**Problem description:**
In the entries, find all lines that hold the word "text" and copy them.
•••
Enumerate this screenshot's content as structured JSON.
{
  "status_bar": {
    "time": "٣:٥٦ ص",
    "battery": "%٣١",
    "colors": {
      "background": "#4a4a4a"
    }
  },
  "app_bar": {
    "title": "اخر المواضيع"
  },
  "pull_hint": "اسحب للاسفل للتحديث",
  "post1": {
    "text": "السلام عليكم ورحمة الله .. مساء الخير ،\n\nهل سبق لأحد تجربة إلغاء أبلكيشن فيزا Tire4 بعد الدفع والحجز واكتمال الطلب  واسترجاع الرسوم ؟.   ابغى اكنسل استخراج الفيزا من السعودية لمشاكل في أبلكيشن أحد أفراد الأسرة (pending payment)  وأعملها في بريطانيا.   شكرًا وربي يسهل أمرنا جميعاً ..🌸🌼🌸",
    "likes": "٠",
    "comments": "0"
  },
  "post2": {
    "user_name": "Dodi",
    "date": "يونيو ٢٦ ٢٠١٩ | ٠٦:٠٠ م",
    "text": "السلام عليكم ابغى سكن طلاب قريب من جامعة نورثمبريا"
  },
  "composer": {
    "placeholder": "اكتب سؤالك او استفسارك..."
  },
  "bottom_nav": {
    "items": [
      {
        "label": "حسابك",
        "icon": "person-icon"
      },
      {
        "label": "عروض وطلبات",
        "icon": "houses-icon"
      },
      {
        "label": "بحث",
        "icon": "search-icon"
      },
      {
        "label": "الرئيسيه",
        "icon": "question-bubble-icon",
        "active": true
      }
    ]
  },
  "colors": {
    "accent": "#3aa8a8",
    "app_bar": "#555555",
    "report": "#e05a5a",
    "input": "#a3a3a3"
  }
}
•••
**In response:**
    "text": "السلام عليكم ورحمة الله .. مساء الخير ،\n\nهل سبق لأحد تجربة إلغاء أبلكيشن فيزا Tire4 بعد الدفع والحجز واكتمال الطلب  واسترجاع الرسوم ؟.   ابغى اكنسل استخراج الفيزا من السعودية لمشاكل في أبلكيشن أحد أفراد الأسرة (pending payment)  وأعملها في بريطانيا.   شكرًا وربي يسهل أمرنا جميعاً ..🌸🌼🌸",
    "text": "السلام عليكم ابغى سكن طلاب قريب من جامعة نورثمبريا"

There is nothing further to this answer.